>> BEGIN

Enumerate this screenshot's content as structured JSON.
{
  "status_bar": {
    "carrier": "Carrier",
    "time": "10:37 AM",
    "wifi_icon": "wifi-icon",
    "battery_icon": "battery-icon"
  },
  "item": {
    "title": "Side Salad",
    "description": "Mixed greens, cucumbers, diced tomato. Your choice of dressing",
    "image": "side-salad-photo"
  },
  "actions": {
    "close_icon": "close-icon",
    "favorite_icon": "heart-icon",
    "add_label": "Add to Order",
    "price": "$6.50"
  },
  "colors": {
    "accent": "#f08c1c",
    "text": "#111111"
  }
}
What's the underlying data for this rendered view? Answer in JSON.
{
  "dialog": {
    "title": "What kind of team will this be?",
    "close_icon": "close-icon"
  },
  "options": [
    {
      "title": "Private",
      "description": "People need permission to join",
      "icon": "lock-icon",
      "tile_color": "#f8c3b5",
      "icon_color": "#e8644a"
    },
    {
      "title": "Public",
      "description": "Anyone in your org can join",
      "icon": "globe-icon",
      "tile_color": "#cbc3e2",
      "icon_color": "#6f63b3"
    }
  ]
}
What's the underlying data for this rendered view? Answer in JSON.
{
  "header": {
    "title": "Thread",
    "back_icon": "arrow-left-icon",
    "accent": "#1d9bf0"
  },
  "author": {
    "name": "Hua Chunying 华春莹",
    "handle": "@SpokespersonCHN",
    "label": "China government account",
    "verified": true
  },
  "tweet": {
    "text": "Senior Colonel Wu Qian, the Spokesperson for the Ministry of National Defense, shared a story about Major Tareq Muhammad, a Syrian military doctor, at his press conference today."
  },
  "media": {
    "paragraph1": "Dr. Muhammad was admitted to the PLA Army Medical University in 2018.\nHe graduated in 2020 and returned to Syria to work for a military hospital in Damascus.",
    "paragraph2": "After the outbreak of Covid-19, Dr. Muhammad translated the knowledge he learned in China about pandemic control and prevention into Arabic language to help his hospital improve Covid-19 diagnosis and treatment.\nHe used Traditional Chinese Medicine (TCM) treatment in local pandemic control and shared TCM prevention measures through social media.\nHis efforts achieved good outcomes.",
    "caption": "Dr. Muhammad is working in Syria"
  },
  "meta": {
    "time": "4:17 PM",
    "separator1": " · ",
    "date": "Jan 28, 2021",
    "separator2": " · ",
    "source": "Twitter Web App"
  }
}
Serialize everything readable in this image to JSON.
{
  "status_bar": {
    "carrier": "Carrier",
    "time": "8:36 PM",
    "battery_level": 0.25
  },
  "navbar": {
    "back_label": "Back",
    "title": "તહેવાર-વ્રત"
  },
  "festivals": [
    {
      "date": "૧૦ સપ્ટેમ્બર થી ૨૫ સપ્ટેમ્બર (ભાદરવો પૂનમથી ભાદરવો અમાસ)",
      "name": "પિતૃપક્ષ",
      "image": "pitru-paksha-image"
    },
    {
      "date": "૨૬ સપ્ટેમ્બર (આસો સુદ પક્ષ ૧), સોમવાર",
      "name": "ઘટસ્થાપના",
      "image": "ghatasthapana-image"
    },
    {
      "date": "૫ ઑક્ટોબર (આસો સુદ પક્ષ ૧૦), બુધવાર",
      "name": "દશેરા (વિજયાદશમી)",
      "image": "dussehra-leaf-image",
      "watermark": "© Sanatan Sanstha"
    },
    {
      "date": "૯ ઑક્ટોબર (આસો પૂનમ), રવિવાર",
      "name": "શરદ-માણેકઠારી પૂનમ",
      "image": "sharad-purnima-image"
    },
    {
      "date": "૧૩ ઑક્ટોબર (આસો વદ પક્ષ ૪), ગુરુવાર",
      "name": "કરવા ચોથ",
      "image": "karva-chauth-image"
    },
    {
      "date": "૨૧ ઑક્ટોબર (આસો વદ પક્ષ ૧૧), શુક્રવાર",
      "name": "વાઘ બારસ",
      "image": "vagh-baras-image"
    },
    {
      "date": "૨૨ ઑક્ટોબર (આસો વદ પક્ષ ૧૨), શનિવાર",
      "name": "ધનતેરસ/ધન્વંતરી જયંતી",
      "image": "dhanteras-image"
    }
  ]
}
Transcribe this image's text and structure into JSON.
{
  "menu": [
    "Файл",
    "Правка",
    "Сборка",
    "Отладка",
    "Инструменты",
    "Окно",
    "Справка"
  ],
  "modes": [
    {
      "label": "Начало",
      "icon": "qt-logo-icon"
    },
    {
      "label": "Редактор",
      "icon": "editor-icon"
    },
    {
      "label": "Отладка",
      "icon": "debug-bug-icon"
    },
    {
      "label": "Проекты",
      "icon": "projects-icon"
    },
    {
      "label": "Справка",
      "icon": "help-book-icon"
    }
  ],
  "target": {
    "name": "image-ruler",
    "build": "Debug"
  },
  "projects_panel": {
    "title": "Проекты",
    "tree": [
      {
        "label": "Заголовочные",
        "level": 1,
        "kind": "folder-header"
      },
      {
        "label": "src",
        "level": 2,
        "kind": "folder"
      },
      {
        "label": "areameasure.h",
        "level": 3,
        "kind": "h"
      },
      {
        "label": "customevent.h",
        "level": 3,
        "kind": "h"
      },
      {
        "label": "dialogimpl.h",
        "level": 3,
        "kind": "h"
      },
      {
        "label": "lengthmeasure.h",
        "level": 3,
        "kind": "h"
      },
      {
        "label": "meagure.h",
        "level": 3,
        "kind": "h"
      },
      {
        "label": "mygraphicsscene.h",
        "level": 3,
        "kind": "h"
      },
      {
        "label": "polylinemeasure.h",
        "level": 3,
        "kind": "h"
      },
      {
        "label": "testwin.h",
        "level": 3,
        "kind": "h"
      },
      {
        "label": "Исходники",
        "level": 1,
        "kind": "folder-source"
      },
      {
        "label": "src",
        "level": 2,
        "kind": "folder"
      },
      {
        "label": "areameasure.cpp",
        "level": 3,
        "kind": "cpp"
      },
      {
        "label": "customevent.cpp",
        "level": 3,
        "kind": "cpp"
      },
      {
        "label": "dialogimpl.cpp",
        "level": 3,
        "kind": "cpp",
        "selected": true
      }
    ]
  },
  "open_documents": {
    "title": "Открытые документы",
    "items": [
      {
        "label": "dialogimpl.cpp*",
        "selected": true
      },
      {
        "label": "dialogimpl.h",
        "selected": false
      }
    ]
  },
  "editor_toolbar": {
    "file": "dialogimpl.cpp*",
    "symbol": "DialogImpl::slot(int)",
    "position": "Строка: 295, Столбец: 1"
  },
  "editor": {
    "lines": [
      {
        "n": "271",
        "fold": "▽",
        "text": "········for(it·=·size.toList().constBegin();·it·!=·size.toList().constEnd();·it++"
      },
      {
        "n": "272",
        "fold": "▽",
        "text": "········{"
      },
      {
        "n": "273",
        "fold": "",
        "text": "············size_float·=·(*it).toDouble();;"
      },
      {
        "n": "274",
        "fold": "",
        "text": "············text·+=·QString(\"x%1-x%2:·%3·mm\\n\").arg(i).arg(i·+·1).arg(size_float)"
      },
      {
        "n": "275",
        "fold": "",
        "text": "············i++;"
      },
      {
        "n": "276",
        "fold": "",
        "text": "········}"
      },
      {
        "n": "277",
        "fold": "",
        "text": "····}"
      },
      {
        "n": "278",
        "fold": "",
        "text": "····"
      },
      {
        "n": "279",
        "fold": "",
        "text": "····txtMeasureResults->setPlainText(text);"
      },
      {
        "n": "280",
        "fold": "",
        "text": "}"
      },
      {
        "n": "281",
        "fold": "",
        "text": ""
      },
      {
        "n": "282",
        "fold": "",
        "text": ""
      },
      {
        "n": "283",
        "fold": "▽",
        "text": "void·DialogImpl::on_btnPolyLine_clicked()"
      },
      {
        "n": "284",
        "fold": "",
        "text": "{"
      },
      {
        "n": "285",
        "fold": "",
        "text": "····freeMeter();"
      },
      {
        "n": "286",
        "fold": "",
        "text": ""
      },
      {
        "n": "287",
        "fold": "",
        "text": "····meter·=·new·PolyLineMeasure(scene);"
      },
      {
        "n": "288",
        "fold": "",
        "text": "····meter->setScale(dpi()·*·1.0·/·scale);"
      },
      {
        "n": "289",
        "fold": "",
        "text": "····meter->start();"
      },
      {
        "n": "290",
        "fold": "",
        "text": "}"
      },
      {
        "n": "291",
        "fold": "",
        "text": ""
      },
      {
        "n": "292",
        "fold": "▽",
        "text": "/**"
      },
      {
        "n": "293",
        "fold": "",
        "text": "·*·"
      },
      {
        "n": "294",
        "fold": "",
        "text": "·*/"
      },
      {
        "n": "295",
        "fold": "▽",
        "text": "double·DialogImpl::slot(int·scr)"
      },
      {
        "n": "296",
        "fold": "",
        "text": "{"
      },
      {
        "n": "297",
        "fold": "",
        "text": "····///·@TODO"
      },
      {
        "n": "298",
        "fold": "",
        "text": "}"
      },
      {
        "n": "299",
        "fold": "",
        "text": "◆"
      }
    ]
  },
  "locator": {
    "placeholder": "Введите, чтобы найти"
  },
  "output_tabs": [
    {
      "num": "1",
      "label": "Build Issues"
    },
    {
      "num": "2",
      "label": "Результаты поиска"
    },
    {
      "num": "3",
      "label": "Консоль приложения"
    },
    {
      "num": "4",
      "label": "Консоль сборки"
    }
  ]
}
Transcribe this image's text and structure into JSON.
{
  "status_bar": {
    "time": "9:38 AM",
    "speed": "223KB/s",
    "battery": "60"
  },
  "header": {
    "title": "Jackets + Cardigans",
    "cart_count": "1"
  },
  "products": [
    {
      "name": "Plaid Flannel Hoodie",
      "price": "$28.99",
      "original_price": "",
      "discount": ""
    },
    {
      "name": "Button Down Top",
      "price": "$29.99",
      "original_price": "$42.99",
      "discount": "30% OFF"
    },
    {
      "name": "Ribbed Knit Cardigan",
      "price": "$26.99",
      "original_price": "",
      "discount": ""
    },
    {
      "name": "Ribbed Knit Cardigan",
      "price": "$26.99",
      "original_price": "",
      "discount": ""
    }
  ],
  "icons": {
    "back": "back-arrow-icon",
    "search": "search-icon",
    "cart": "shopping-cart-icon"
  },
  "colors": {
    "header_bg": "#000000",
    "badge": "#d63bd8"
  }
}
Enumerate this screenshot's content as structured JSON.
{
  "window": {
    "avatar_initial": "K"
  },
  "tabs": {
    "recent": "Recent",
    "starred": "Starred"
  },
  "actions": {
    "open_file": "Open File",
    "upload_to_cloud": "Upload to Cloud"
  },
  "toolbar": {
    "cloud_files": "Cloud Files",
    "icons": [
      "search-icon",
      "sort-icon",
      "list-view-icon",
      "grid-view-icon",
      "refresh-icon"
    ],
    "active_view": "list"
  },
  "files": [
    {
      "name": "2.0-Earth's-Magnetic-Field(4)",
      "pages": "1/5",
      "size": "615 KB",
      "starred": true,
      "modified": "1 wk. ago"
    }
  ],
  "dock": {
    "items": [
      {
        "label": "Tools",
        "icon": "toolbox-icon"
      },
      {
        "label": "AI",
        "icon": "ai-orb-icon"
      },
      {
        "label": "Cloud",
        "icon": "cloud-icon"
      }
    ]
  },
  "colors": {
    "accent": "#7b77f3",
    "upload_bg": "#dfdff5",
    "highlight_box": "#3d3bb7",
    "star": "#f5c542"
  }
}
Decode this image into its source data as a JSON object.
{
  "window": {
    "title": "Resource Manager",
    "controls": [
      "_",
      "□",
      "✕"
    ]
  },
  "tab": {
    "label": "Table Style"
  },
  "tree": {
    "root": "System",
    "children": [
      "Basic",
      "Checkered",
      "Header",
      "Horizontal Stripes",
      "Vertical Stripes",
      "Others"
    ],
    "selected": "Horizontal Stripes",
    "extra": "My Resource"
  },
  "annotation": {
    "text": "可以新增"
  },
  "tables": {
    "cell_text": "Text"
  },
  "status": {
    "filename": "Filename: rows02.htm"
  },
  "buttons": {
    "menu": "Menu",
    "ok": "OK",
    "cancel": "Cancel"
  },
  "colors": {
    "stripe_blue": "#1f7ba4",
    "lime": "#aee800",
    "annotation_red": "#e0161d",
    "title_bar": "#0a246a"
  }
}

>> END

• WHAT THE TASK REQUIRES
Check each line above for the word "customevent", and copy the lines where it appears.

• EXERCISE ANSWER
        "label": "customevent.h",
        "label": "customevent.cpp",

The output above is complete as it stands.